Exercise:
Skip the pictures and extract all of the lines exactly as written.

········

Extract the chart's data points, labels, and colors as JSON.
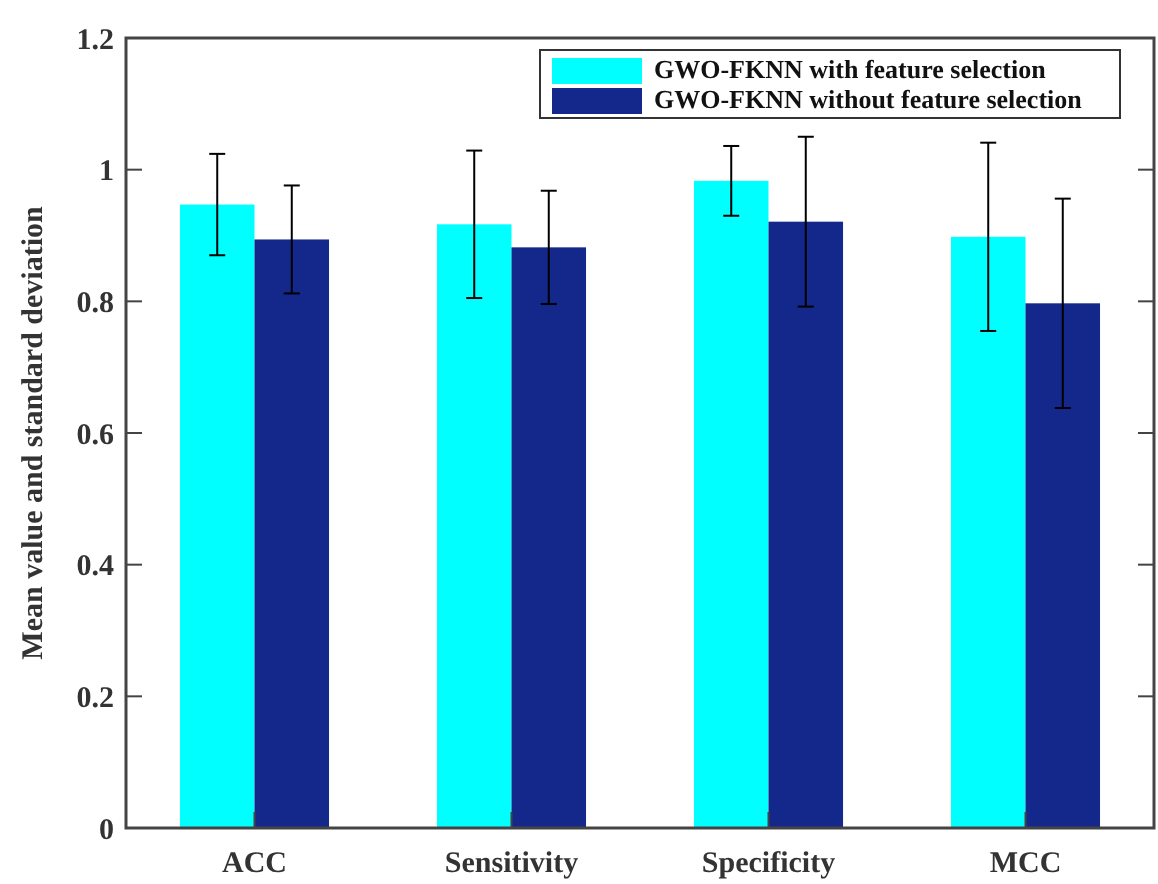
{
  "chart_data": {
    "type": "bar",
    "ylabel": "Mean value and standard deviation",
    "categories": [
      "ACC",
      "Sensitivity",
      "Specificity",
      "MCC"
    ],
    "series": [
      {
        "name": "GWO-FKNN with feature selection",
        "color": "#00ffff",
        "values": [
          0.947,
          0.917,
          0.983,
          0.898
        ],
        "errors": [
          0.077,
          0.112,
          0.053,
          0.143
        ]
      },
      {
        "name": "GWO-FKNN without feature selection",
        "color": "#13288a",
        "values": [
          0.894,
          0.882,
          0.921,
          0.797
        ],
        "errors": [
          0.082,
          0.086,
          0.129,
          0.159
        ]
      }
    ],
    "ylim": [
      0,
      1.2
    ],
    "yticks": [
      0,
      0.2,
      0.4,
      0.6,
      0.8,
      1,
      1.2
    ],
    "legend": "top",
    "grid": false
  }
}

········

Final result:
Extract the chart's data points, labels, and colors as JSON.
{
  "chart_data": {
    "type": "bar",
    "ylabel": "Mean value and standard deviation",
    "categories": [
      "ACC",
      "Sensitivity",
      "Specificity",
      "MCC"
    ],
    "series": [
      {
        "name": "GWO-FKNN with feature selection",
        "color": "#00ffff",
        "values": [
          0.947,
          0.917,
          0.983,
          0.898
        ],
        "errors": [
          0.077,
          0.112,
          0.053,
          0.143
        ]
      },
      {
        "name": "GWO-FKNN without feature selection",
        "color": "#13288a",
        "values": [
          0.894,
          0.882,
          0.921,
          0.797
        ],
        "errors": [
          0.082,
          0.086,
          0.129,
          0.159
        ]
      }
    ],
    "ylim": [
      0,
      1.2
    ],
    "yticks": [
      0,
      0.2,
      0.4,
      0.6,
      0.8,
      1,
      1.2
    ],
    "legend": "top",
    "grid": false
  }
}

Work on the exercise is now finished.